:: Task data ::
<<<<
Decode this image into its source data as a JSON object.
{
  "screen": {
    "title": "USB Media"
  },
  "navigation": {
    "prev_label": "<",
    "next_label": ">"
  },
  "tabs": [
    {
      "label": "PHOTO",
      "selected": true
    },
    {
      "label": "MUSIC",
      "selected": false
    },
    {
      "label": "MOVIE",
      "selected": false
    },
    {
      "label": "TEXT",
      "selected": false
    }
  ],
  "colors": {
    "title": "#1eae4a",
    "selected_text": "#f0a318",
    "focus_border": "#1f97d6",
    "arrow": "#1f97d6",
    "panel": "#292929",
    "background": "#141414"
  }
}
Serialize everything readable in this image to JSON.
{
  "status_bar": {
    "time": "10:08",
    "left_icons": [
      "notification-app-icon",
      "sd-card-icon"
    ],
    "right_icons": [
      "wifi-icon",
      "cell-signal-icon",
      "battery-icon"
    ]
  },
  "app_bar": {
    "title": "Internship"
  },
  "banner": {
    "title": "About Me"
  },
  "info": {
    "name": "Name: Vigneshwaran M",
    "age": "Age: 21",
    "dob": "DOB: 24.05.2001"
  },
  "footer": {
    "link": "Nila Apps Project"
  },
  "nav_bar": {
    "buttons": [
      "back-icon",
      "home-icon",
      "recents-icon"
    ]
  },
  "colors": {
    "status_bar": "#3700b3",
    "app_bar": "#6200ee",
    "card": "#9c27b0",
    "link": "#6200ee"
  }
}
>>>>
:: Aim ::
Give only the number of lines in the material above that include the word "this".

:: Task response ::
2